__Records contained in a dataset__
- - - -

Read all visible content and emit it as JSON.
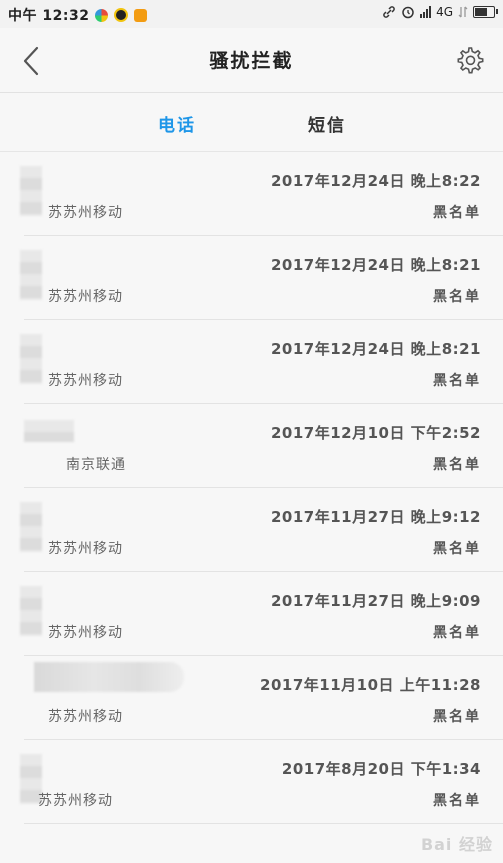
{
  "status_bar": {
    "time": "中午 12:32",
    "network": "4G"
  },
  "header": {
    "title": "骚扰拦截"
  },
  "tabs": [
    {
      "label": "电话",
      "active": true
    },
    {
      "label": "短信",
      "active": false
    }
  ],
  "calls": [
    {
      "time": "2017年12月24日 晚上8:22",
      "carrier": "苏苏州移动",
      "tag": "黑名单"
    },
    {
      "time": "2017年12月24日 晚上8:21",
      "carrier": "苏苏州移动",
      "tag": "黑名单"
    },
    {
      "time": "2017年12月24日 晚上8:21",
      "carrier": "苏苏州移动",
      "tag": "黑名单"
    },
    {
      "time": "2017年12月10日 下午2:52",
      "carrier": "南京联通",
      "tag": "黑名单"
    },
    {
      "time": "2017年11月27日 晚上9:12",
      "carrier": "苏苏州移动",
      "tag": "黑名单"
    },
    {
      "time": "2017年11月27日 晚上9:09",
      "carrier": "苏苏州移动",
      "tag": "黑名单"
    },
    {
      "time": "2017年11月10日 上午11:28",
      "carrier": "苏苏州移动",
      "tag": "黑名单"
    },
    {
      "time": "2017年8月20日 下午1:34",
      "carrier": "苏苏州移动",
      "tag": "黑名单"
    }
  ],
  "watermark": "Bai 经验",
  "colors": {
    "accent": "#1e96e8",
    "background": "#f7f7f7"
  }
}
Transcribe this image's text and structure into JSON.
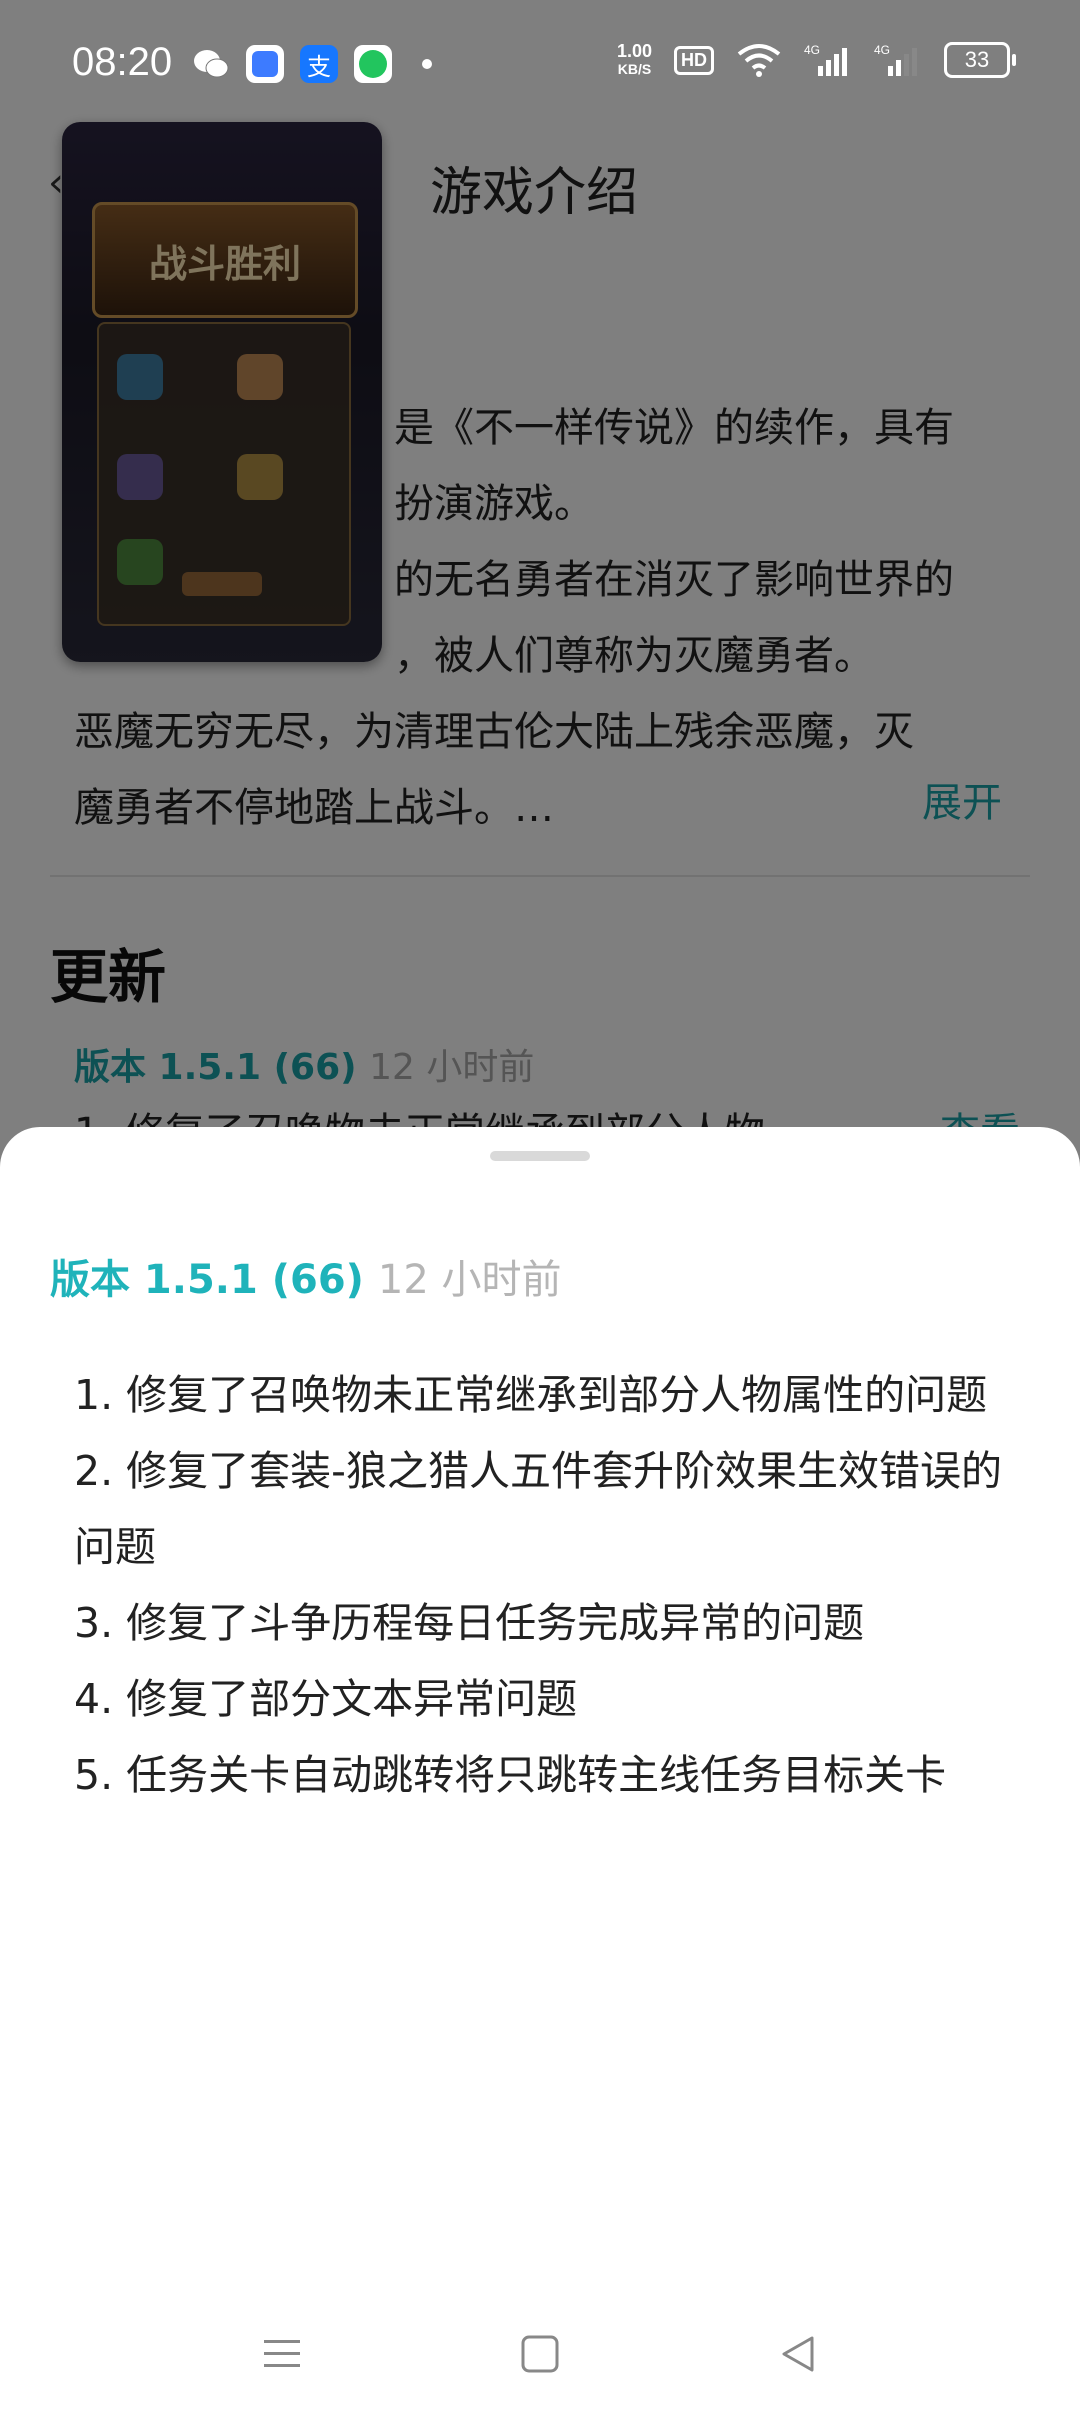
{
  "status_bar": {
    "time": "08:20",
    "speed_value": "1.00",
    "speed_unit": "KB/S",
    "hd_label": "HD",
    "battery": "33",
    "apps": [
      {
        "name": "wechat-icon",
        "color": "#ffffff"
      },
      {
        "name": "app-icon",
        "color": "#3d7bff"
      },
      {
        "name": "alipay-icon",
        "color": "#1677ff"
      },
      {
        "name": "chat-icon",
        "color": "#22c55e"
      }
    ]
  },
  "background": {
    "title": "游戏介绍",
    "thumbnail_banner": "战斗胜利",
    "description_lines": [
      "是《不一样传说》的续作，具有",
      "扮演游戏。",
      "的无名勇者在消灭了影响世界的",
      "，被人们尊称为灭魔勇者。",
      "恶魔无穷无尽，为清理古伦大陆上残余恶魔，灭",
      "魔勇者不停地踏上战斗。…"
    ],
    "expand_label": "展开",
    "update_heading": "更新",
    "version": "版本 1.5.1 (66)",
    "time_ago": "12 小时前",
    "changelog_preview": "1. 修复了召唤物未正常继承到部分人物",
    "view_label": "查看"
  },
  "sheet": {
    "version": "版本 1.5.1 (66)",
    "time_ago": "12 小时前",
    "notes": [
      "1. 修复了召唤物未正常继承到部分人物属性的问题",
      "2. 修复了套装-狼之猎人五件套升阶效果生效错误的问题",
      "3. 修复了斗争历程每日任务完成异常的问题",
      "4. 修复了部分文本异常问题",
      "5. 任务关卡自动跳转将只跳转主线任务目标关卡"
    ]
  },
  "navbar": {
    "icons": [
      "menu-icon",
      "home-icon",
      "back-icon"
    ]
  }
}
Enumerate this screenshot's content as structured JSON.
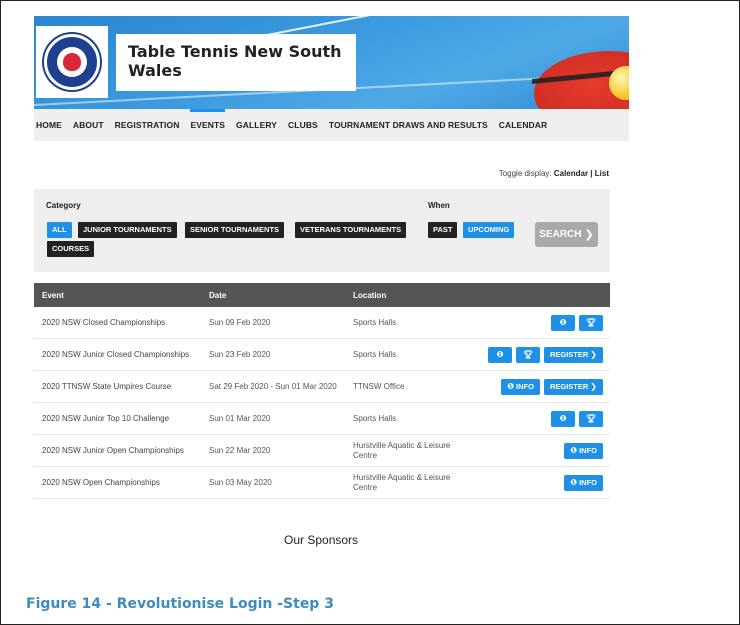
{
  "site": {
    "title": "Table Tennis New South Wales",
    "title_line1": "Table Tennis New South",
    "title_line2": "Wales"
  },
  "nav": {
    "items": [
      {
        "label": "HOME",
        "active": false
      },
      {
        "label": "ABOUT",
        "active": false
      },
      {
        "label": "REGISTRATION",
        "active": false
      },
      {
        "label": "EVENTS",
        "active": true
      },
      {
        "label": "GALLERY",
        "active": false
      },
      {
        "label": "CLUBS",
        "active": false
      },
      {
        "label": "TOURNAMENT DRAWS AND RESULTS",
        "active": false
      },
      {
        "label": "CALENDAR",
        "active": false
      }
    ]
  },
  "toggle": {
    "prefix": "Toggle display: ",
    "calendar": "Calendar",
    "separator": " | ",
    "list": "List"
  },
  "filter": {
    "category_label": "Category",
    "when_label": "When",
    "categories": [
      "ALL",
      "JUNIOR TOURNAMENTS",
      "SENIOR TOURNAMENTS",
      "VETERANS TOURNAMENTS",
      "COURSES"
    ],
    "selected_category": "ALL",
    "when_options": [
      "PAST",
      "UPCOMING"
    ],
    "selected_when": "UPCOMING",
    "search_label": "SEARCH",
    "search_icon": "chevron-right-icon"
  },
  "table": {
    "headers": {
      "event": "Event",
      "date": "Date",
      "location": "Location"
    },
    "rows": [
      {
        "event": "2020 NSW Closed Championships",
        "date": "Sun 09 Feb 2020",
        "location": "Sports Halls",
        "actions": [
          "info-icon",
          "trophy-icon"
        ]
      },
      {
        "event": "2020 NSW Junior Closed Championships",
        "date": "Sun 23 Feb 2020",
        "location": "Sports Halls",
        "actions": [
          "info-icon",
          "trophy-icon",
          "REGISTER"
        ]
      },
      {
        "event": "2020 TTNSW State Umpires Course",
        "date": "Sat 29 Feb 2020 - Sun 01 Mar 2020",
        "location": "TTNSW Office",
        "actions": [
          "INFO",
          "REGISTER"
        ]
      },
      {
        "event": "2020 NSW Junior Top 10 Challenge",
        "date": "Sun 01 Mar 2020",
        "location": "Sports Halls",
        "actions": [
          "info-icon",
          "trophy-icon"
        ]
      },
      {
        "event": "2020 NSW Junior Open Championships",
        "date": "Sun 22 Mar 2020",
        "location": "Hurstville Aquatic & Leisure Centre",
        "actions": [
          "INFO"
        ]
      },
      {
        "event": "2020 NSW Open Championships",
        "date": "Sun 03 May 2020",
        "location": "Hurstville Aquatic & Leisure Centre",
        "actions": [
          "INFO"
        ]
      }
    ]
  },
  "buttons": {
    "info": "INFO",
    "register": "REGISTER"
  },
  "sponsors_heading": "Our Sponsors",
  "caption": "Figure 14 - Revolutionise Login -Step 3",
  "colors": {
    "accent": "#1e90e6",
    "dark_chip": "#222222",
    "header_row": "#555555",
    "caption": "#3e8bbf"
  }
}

- - - -

__OBJECTIVE__
In the copy, include no pictures; restate the listing above exactly.

__ANSWER IN FULL__
Read all visible content and emit it as JSON.
{
  "status_bar": {
    "time": "中午 12:32",
    "network": "4G"
  },
  "header": {
    "title": "骚扰拦截"
  },
  "tabs": [
    {
      "label": "电话",
      "active": true
    },
    {
      "label": "短信",
      "active": false
    }
  ],
  "calls": [
    {
      "time": "2017年12月24日 晚上8:22",
      "carrier": "苏苏州移动",
      "tag": "黑名单"
    },
    {
      "time": "2017年12月24日 晚上8:21",
      "carrier": "苏苏州移动",
      "tag": "黑名单"
    },
    {
      "time": "2017年12月24日 晚上8:21",
      "carrier": "苏苏州移动",
      "tag": "黑名单"
    },
    {
      "time": "2017年12月10日 下午2:52",
      "carrier": "南京联通",
      "tag": "黑名单"
    },
    {
      "time": "2017年11月27日 晚上9:12",
      "carrier": "苏苏州移动",
      "tag": "黑名单"
    },
    {
      "time": "2017年11月27日 晚上9:09",
      "carrier": "苏苏州移动",
      "tag": "黑名单"
    },
    {
      "time": "2017年11月10日 上午11:28",
      "carrier": "苏苏州移动",
      "tag": "黑名单"
    },
    {
      "time": "2017年8月20日 下午1:34",
      "carrier": "苏苏州移动",
      "tag": "黑名单"
    }
  ],
  "watermark": "Bai 经验",
  "colors": {
    "accent": "#1e96e8",
    "background": "#f7f7f7"
  }
}
Transcribe this image's text and structure into JSON.
{
  "status_bar": {
    "time": "08:20",
    "speed_value": "1.00",
    "speed_unit": "KB/S",
    "hd_label": "HD",
    "battery": "33",
    "apps": [
      {
        "name": "wechat-icon",
        "color": "#ffffff"
      },
      {
        "name": "app-icon",
        "color": "#3d7bff"
      },
      {
        "name": "alipay-icon",
        "color": "#1677ff"
      },
      {
        "name": "chat-icon",
        "color": "#22c55e"
      }
    ]
  },
  "background": {
    "title": "游戏介绍",
    "thumbnail_banner": "战斗胜利",
    "description_lines": [
      "是《不一样传说》的续作，具有",
      "扮演游戏。",
      "的无名勇者在消灭了影响世界的",
      "，被人们尊称为灭魔勇者。",
      "恶魔无穷无尽，为清理古伦大陆上残余恶魔，灭",
      "魔勇者不停地踏上战斗。…"
    ],
    "expand_label": "展开",
    "update_heading": "更新",
    "version": "版本 1.5.1 (66)",
    "time_ago": "12 小时前",
    "changelog_preview": "1. 修复了召唤物未正常继承到部分人物",
    "view_label": "查看"
  },
  "sheet": {
    "version": "版本 1.5.1 (66)",
    "time_ago": "12 小时前",
    "notes": [
      "1. 修复了召唤物未正常继承到部分人物属性的问题",
      "2. 修复了套装-狼之猎人五件套升阶效果生效错误的问题",
      "3. 修复了斗争历程每日任务完成异常的问题",
      "4. 修复了部分文本异常问题",
      "5. 任务关卡自动跳转将只跳转主线任务目标关卡"
    ]
  },
  "navbar": {
    "icons": [
      "menu-icon",
      "home-icon",
      "back-icon"
    ]
  }
}
Enumerate this screenshot's content as structured JSON.
{
  "site": {
    "title": "Table Tennis New South Wales",
    "title_line1": "Table Tennis New South",
    "title_line2": "Wales"
  },
  "nav": {
    "items": [
      {
        "label": "HOME",
        "active": false
      },
      {
        "label": "ABOUT",
        "active": false
      },
      {
        "label": "REGISTRATION",
        "active": false
      },
      {
        "label": "EVENTS",
        "active": true
      },
      {
        "label": "GALLERY",
        "active": false
      },
      {
        "label": "CLUBS",
        "active": false
      },
      {
        "label": "TOURNAMENT DRAWS AND RESULTS",
        "active": false
      },
      {
        "label": "CALENDAR",
        "active": false
      }
    ]
  },
  "toggle": {
    "prefix": "Toggle display: ",
    "calendar": "Calendar",
    "separator": " | ",
    "list": "List"
  },
  "filter": {
    "category_label": "Category",
    "when_label": "When",
    "categories": [
      "ALL",
      "JUNIOR TOURNAMENTS",
      "SENIOR TOURNAMENTS",
      "VETERANS TOURNAMENTS",
      "COURSES"
    ],
    "selected_category": "ALL",
    "when_options": [
      "PAST",
      "UPCOMING"
    ],
    "selected_when": "UPCOMING",
    "search_label": "SEARCH",
    "search_icon": "chevron-right-icon"
  },
  "table": {
    "headers": {
      "event": "Event",
      "date": "Date",
      "location": "Location"
    },
    "rows": [
      {
        "event": "2020 NSW Closed Championships",
        "date": "Sun 09 Feb 2020",
        "location": "Sports Halls",
        "actions": [
          "info-icon",
          "trophy-icon"
        ]
      },
      {
        "event": "2020 NSW Junior Closed Championships",
        "date": "Sun 23 Feb 2020",
        "location": "Sports Halls",
        "actions": [
          "info-icon",
          "trophy-icon",
          "REGISTER"
        ]
      },
      {
        "event": "2020 TTNSW State Umpires Course",
        "date": "Sat 29 Feb 2020 - Sun 01 Mar 2020",
        "location": "TTNSW Office",
        "actions": [
          "INFO",
          "REGISTER"
        ]
      },
      {
        "event": "2020 NSW Junior Top 10 Challenge",
        "date": "Sun 01 Mar 2020",
        "location": "Sports Halls",
        "actions": [
          "info-icon",
          "trophy-icon"
        ]
      },
      {
        "event": "2020 NSW Junior Open Championships",
        "date": "Sun 22 Mar 2020",
        "location": "Hurstville Aquatic & Leisure Centre",
        "actions": [
          "INFO"
        ]
      },
      {
        "event": "2020 NSW Open Championships",
        "date": "Sun 03 May 2020",
        "location": "Hurstville Aquatic & Leisure Centre",
        "actions": [
          "INFO"
        ]
      }
    ]
  },
  "buttons": {
    "info": "INFO",
    "register": "REGISTER"
  },
  "sponsors_heading": "Our Sponsors",
  "caption": "Figure 14 - Revolutionise Login -Step 3",
  "colors": {
    "accent": "#1e90e6",
    "dark_chip": "#222222",
    "header_row": "#555555",
    "caption": "#3e8bbf"
  }
}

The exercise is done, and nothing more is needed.